--- Start of DOCUMENT SECTION ---
With a snarl and a roar, the outlandish concept of reanimated giant lizards will return to cinema screens in June with the fourth instalment of the Jurassic Park series, Jurassic World. These far-fetched movies do not usually enthral critics, but are always a colossal boost to the profile of every child's favourite toothsome extinct creature, the dinosaur.

However, if you want to show an excited five-year-old the real thing, forget the Hawaiian islands of Oahu and Kauai (where these scaly tales have been filmed), and visit Alberta (travelalberta.co.uk).

The southern "Badlands" of this westerly Canadian province can claim a vast concentration of dinosaur remains (largely from the Late Cretaceous period, when the region was overrun with snap-jawed predators). Dinosaur Provincial Park (001 403 378 4342; albertaparks.ca), near Brooks, is a Unesco World Heritage Site where more than 500 specimens and some 40 species have been found. The Royal Tyrrell Museum (001 403 823 7707; tyrrellmuseum.com; C$13/£7) in Drumheller is home to 130,000 fossils and skeletons, including Tyrannosaurus rex and Albertosaurus bones. A week's package of flights (Heathrow to Calgary) and car hire for a family of four in August costs £4,643 in total through British Airways Holidays (0844 493 0758; ba.com/holidays).

If a North American road trip seems like nirvana, this could also be a year to abandon the theme parks of Florida for something wilder. Grand American Adventures (0333 999 7961; grandamericanadventures.com) is launching a new-for-2015 North Eastern Family Discovery trip which dips into spectacular places on either side of the Canada-United States border. Aimed at parents travelling with children, this winding road trip ticks off places as disparate as Montreal, Algonquin Provincial Park (a wonderland of rivers and forest in Ontario) and the Green Mountains of Vermont. It costs from £2,109 per person in July and August, with flights.
--- End of DOCUMENT SECTION ---
--- Start of MATERIAL PROVIDED ---
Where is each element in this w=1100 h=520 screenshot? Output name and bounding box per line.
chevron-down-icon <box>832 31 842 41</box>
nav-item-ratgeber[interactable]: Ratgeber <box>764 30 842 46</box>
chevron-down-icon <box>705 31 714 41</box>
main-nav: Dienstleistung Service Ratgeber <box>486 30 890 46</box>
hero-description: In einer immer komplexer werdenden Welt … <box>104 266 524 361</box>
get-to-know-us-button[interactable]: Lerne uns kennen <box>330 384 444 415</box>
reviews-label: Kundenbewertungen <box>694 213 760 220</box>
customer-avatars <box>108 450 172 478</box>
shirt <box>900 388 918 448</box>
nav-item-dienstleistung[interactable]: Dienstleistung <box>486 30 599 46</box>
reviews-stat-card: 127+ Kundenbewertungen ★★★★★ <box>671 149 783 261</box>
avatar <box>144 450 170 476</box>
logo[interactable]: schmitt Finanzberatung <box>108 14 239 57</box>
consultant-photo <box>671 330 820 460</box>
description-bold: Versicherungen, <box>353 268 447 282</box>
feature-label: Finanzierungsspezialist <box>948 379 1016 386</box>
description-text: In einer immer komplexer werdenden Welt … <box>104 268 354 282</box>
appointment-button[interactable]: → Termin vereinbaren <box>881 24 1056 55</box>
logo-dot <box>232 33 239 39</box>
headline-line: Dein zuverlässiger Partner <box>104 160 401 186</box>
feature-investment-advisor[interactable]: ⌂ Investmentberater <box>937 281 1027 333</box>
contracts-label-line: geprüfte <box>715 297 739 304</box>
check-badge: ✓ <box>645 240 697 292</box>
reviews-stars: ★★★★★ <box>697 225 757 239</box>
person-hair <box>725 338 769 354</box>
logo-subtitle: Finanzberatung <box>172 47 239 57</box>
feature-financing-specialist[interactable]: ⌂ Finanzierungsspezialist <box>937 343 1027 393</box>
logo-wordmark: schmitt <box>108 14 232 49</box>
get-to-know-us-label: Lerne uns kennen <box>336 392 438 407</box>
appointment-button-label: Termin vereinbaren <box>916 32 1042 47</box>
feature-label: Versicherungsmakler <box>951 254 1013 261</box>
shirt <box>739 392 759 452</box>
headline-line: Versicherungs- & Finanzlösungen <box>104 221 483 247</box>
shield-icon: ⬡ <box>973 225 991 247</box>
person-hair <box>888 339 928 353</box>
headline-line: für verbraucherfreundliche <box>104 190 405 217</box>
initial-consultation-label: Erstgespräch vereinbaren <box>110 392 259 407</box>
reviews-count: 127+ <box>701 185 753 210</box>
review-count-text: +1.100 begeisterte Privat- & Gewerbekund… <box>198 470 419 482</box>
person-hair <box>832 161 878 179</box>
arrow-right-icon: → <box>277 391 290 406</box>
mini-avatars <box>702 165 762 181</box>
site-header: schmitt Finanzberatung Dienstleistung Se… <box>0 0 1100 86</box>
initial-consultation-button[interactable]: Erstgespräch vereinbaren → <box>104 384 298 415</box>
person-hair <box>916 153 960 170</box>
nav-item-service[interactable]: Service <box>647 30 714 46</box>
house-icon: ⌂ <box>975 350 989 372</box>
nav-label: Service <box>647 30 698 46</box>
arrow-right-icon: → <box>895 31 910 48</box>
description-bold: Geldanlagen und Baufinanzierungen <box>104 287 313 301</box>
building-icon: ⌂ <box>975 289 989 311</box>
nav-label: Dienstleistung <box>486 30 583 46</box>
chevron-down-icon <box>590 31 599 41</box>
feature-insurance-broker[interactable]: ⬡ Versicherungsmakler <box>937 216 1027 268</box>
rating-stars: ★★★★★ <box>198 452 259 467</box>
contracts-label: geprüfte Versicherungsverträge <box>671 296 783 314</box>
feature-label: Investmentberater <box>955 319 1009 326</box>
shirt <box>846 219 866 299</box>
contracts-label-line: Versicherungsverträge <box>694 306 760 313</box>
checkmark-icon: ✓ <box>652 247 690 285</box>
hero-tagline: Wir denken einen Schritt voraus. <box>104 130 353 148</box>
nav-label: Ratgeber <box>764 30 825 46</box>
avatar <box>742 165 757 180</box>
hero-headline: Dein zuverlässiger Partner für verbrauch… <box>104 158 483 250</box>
--- End of MATERIAL PROVIDED ---
EXERCISE REQUIREMENTS
1) List every website address given in the travel article.
2) Reproduce the stretch of the travel article from "If a North American" through "August, with flights.", swapping "road trip" for "driving holiday".
Rely only on the travel article when working through these.

ANSWER SET
1) travelalberta.co.uk, albertaparks.ca, tyrrellmuseum.com, ba.com/holidays, grandamericanadventures.com

2)
If a North American driving holiday seems like nirvana, this could also be a year to abandon the theme parks of Florida for something wilder. Grand American Adventures (0333 999 7961; grandamericanadventures.com) is launching a new-for-2015 North Eastern Family Discovery trip which dips into spectacular places on either side of the Canada-United States border. Aimed at parents travelling with children, this winding driving holiday ticks off places as disparate as Montreal, Algonquin Provincial Park (a wonderland of rivers and forest in Ontario) and the Green Mountains of Vermont. It costs from £2,109 per person in July and August, with flights.